Copy out these lines precisely as they appear, every one of them, with nothing changed.

═══ DATA FOR THIS TASK ═══

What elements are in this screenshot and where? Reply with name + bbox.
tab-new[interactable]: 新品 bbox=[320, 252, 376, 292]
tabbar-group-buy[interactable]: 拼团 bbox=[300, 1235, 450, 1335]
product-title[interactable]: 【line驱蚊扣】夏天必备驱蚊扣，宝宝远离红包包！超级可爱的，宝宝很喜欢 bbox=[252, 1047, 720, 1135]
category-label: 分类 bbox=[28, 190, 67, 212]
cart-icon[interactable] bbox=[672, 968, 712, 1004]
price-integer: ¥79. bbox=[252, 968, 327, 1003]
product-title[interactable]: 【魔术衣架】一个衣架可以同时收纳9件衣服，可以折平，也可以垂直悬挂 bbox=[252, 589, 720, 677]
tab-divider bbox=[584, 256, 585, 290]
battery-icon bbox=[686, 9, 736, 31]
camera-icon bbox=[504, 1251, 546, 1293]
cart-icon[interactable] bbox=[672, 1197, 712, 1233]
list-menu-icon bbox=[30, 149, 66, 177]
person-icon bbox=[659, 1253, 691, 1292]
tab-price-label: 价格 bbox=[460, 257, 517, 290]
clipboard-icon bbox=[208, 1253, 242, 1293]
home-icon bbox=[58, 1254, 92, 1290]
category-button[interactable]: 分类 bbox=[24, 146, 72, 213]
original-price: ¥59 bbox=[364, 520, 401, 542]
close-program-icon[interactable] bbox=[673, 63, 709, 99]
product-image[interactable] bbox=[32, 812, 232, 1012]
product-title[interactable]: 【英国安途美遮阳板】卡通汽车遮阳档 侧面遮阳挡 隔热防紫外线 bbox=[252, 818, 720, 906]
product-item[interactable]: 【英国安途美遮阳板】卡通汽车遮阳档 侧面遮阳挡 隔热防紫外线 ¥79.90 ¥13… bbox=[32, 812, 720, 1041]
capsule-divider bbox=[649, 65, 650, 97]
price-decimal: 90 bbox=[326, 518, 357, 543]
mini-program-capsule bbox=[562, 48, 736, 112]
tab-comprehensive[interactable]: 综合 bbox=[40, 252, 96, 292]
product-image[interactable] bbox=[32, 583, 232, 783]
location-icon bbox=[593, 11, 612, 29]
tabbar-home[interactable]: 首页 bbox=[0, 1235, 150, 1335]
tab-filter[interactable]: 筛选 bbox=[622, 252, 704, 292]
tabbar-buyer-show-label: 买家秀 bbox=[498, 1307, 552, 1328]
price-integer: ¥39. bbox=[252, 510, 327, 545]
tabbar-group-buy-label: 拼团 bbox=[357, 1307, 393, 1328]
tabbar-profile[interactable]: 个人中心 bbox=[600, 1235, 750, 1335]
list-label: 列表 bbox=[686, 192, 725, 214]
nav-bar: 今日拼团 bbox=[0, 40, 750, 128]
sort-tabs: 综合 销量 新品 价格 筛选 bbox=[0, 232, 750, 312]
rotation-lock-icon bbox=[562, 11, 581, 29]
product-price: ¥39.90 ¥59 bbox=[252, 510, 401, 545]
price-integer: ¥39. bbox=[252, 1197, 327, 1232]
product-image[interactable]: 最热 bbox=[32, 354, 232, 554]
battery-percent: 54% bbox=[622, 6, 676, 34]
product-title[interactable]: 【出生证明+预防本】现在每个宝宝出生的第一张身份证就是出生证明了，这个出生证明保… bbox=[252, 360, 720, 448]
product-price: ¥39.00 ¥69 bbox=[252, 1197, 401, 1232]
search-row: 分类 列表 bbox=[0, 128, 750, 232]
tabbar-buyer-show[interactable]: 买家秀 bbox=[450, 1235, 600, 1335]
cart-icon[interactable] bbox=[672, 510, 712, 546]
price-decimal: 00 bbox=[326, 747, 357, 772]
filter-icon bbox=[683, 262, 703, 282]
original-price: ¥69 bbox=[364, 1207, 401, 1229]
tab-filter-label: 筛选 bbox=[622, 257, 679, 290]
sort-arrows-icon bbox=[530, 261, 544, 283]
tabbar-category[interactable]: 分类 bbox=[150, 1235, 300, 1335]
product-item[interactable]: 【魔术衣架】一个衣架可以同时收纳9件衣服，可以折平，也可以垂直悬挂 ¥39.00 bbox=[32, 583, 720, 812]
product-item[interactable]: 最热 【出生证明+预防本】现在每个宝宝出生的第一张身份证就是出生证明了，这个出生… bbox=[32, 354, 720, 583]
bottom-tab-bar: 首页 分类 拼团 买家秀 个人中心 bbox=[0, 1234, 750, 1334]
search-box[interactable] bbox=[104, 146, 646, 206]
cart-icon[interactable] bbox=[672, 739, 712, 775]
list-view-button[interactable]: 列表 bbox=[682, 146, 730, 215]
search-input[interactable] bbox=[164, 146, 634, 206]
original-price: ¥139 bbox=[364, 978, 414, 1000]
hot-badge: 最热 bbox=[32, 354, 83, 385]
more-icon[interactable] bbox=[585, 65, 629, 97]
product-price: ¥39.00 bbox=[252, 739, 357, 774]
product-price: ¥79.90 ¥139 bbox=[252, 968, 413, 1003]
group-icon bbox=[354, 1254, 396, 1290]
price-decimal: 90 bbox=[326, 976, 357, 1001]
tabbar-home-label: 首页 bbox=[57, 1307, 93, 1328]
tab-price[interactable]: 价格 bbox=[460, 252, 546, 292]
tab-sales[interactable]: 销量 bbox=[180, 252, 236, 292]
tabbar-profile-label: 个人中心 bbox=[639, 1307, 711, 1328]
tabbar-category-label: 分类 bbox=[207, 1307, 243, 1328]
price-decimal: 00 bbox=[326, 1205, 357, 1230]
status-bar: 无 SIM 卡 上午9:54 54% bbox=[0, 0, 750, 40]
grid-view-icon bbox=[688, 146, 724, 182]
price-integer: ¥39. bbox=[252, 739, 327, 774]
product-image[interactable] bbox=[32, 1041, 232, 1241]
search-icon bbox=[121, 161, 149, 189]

═══

SOLUTION TO THE PROBLEM ->
What elements are in this screenshot and where? Reply with name + bbox.
tab-new[interactable]: 新品 bbox=[320, 252, 376, 292]
tabbar-group-buy[interactable]: 拼团 bbox=[300, 1235, 450, 1335]
product-title[interactable]: 【line驱蚊扣】夏天必备驱蚊扣，宝宝远离红包包！超级可爱的，宝宝很喜欢 bbox=[252, 1047, 720, 1135]
category-label: 分类 bbox=[28, 190, 67, 212]
cart-icon[interactable] bbox=[672, 968, 712, 1004]
price-integer: ¥79. bbox=[252, 968, 327, 1003]
product-title[interactable]: 【魔术衣架】一个衣架可以同时收纳9件衣服，可以折平，也可以垂直悬挂 bbox=[252, 589, 720, 677]
tab-divider bbox=[584, 256, 585, 290]
battery-icon bbox=[686, 9, 736, 31]
camera-icon bbox=[504, 1251, 546, 1293]
cart-icon[interactable] bbox=[672, 1197, 712, 1233]
list-menu-icon bbox=[30, 149, 66, 177]
person-icon bbox=[659, 1253, 691, 1292]
tab-price-label: 价格 bbox=[460, 257, 517, 290]
clipboard-icon bbox=[208, 1253, 242, 1293]
home-icon bbox=[58, 1254, 92, 1290]
category-button[interactable]: 分类 bbox=[24, 146, 72, 213]
original-price: ¥59 bbox=[364, 520, 401, 542]
close-program-icon[interactable] bbox=[673, 63, 709, 99]
product-image[interactable] bbox=[32, 812, 232, 1012]
product-title[interactable]: 【英国安途美遮阳板】卡通汽车遮阳档 侧面遮阳挡 隔热防紫外线 bbox=[252, 818, 720, 906]
product-item[interactable]: 【英国安途美遮阳板】卡通汽车遮阳档 侧面遮阳挡 隔热防紫外线 ¥79.90 ¥13… bbox=[32, 812, 720, 1041]
capsule-divider bbox=[649, 65, 650, 97]
price-decimal: 90 bbox=[326, 518, 357, 543]
mini-program-capsule bbox=[562, 48, 736, 112]
tab-comprehensive[interactable]: 综合 bbox=[40, 252, 96, 292]
product-image[interactable] bbox=[32, 583, 232, 783]
location-icon bbox=[593, 11, 612, 29]
tabbar-home[interactable]: 首页 bbox=[0, 1235, 150, 1335]
tab-filter[interactable]: 筛选 bbox=[622, 252, 704, 292]
tabbar-buyer-show-label: 买家秀 bbox=[498, 1307, 552, 1328]
price-integer: ¥39. bbox=[252, 510, 327, 545]
tabbar-group-buy-label: 拼团 bbox=[357, 1307, 393, 1328]
tabbar-profile[interactable]: 个人中心 bbox=[600, 1235, 750, 1335]
list-label: 列表 bbox=[686, 192, 725, 214]
nav-bar: 今日拼团 bbox=[0, 40, 750, 128]
sort-tabs: 综合 销量 新品 价格 筛选 bbox=[0, 232, 750, 312]
rotation-lock-icon bbox=[562, 11, 581, 29]
product-price: ¥39.90 ¥59 bbox=[252, 510, 401, 545]
price-integer: ¥39. bbox=[252, 1197, 327, 1232]
product-image[interactable]: 最热 bbox=[32, 354, 232, 554]
battery-percent: 54% bbox=[622, 6, 676, 34]
product-title[interactable]: 【出生证明+预防本】现在每个宝宝出生的第一张身份证就是出生证明了，这个出生证明保… bbox=[252, 360, 720, 448]
product-price: ¥39.00 ¥69 bbox=[252, 1197, 401, 1232]
search-row: 分类 列表 bbox=[0, 128, 750, 232]
tabbar-buyer-show[interactable]: 买家秀 bbox=[450, 1235, 600, 1335]
cart-icon[interactable] bbox=[672, 510, 712, 546]
price-decimal: 00 bbox=[326, 747, 357, 772]
filter-icon bbox=[683, 262, 703, 282]
original-price: ¥69 bbox=[364, 1207, 401, 1229]
tab-filter-label: 筛选 bbox=[622, 257, 679, 290]
sort-arrows-icon bbox=[530, 261, 544, 283]
tabbar-category[interactable]: 分类 bbox=[150, 1235, 300, 1335]
product-item[interactable]: 【魔术衣架】一个衣架可以同时收纳9件衣服，可以折平，也可以垂直悬挂 ¥39.00 bbox=[32, 583, 720, 812]
product-item[interactable]: 最热 【出生证明+预防本】现在每个宝宝出生的第一张身份证就是出生证明了，这个出生… bbox=[32, 354, 720, 583]
bottom-tab-bar: 首页 分类 拼团 买家秀 个人中心 bbox=[0, 1234, 750, 1334]
search-box[interactable] bbox=[104, 146, 646, 206]
cart-icon[interactable] bbox=[672, 739, 712, 775]
list-view-button[interactable]: 列表 bbox=[682, 146, 730, 215]
search-input[interactable] bbox=[164, 146, 634, 206]
original-price: ¥139 bbox=[364, 978, 414, 1000]
hot-badge: 最热 bbox=[32, 354, 83, 385]
more-icon[interactable] bbox=[585, 65, 629, 97]
product-price: ¥39.00 bbox=[252, 739, 357, 774]
product-price: ¥79.90 ¥139 bbox=[252, 968, 413, 1003]
group-icon bbox=[354, 1254, 396, 1290]
price-decimal: 90 bbox=[326, 976, 357, 1001]
tabbar-home-label: 首页 bbox=[57, 1307, 93, 1328]
tab-price[interactable]: 价格 bbox=[460, 252, 546, 292]
tab-sales[interactable]: 销量 bbox=[180, 252, 236, 292]
tabbar-profile-label: 个人中心 bbox=[639, 1307, 711, 1328]
tabbar-category-label: 分类 bbox=[207, 1307, 243, 1328]
price-decimal: 00 bbox=[326, 1205, 357, 1230]
status-bar: 无 SIM 卡 上午9:54 54% bbox=[0, 0, 750, 40]
grid-view-icon bbox=[688, 146, 724, 182]
price-integer: ¥39. bbox=[252, 739, 327, 774]
product-image[interactable] bbox=[32, 1041, 232, 1241]
search-icon bbox=[121, 161, 149, 189]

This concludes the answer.